— START OF MATERIALS PROVIDED —

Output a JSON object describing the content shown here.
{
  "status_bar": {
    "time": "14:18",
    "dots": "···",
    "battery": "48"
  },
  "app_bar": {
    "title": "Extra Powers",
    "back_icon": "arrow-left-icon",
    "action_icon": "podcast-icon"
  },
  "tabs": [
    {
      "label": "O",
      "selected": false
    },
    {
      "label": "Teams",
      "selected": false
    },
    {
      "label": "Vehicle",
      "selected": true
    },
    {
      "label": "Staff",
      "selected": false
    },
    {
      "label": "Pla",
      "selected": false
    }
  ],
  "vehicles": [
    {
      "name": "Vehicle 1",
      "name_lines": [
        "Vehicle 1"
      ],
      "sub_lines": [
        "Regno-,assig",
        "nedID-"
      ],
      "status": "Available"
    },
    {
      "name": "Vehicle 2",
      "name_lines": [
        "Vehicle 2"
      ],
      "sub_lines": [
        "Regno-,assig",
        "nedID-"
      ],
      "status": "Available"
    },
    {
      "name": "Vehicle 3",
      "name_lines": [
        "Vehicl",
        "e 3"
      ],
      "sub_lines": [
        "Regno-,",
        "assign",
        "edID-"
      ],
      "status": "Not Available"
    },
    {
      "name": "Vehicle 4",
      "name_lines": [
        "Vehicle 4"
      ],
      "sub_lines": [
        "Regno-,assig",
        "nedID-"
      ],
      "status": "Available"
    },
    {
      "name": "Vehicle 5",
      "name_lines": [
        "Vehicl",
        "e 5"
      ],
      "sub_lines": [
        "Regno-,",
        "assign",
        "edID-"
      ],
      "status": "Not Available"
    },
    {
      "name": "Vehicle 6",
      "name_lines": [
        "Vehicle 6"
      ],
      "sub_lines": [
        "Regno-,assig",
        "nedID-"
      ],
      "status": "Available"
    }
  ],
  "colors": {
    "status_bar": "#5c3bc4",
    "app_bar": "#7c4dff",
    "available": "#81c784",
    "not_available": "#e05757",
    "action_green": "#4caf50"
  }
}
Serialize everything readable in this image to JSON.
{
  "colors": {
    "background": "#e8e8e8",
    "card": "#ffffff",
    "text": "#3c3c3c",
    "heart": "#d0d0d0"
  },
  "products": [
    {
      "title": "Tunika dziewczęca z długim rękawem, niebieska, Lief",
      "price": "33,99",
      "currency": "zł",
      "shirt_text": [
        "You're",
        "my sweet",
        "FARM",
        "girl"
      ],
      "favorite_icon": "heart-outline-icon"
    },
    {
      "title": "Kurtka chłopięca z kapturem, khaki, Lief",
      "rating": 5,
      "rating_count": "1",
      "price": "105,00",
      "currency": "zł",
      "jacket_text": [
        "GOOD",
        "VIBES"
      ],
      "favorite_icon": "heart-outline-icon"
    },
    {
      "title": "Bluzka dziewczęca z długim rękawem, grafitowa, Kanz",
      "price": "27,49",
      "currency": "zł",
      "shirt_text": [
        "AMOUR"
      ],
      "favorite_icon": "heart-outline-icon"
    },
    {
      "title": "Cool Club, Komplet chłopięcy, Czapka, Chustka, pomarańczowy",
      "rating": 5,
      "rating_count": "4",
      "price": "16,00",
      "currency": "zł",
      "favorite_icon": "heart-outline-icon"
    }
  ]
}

— END OF MATERIALS PROVIDED —

Without changing a word, restate the whole listing.

THE RESULT>
Output a JSON object describing the content shown here.
{
  "status_bar": {
    "time": "14:18",
    "dots": "···",
    "battery": "48"
  },
  "app_bar": {
    "title": "Extra Powers",
    "back_icon": "arrow-left-icon",
    "action_icon": "podcast-icon"
  },
  "tabs": [
    {
      "label": "O",
      "selected": false
    },
    {
      "label": "Teams",
      "selected": false
    },
    {
      "label": "Vehicle",
      "selected": true
    },
    {
      "label": "Staff",
      "selected": false
    },
    {
      "label": "Pla",
      "selected": false
    }
  ],
  "vehicles": [
    {
      "name": "Vehicle 1",
      "name_lines": [
        "Vehicle 1"
      ],
      "sub_lines": [
        "Regno-,assig",
        "nedID-"
      ],
      "status": "Available"
    },
    {
      "name": "Vehicle 2",
      "name_lines": [
        "Vehicle 2"
      ],
      "sub_lines": [
        "Regno-,assig",
        "nedID-"
      ],
      "status": "Available"
    },
    {
      "name": "Vehicle 3",
      "name_lines": [
        "Vehicl",
        "e 3"
      ],
      "sub_lines": [
        "Regno-,",
        "assign",
        "edID-"
      ],
      "status": "Not Available"
    },
    {
      "name": "Vehicle 4",
      "name_lines": [
        "Vehicle 4"
      ],
      "sub_lines": [
        "Regno-,assig",
        "nedID-"
      ],
      "status": "Available"
    },
    {
      "name": "Vehicle 5",
      "name_lines": [
        "Vehicl",
        "e 5"
      ],
      "sub_lines": [
        "Regno-,",
        "assign",
        "edID-"
      ],
      "status": "Not Available"
    },
    {
      "name": "Vehicle 6",
      "name_lines": [
        "Vehicle 6"
      ],
      "sub_lines": [
        "Regno-,assig",
        "nedID-"
      ],
      "status": "Available"
    }
  ],
  "colors": {
    "status_bar": "#5c3bc4",
    "app_bar": "#7c4dff",
    "available": "#81c784",
    "not_available": "#e05757",
    "action_green": "#4caf50"
  }
}
Serialize everything readable in this image to JSON.
{
  "colors": {
    "background": "#e8e8e8",
    "card": "#ffffff",
    "text": "#3c3c3c",
    "heart": "#d0d0d0"
  },
  "products": [
    {
      "title": "Tunika dziewczęca z długim rękawem, niebieska, Lief",
      "price": "33,99",
      "currency": "zł",
      "shirt_text": [
        "You're",
        "my sweet",
        "FARM",
        "girl"
      ],
      "favorite_icon": "heart-outline-icon"
    },
    {
      "title": "Kurtka chłopięca z kapturem, khaki, Lief",
      "rating": 5,
      "rating_count": "1",
      "price": "105,00",
      "currency": "zł",
      "jacket_text": [
        "GOOD",
        "VIBES"
      ],
      "favorite_icon": "heart-outline-icon"
    },
    {
      "title": "Bluzka dziewczęca z długim rękawem, grafitowa, Kanz",
      "price": "27,49",
      "currency": "zł",
      "shirt_text": [
        "AMOUR"
      ],
      "favorite_icon": "heart-outline-icon"
    },
    {
      "title": "Cool Club, Komplet chłopięcy, Czapka, Chustka, pomarańczowy",
      "rating": 5,
      "rating_count": "4",
      "price": "16,00",
      "currency": "zł",
      "favorite_icon": "heart-outline-icon"
    }
  ]
}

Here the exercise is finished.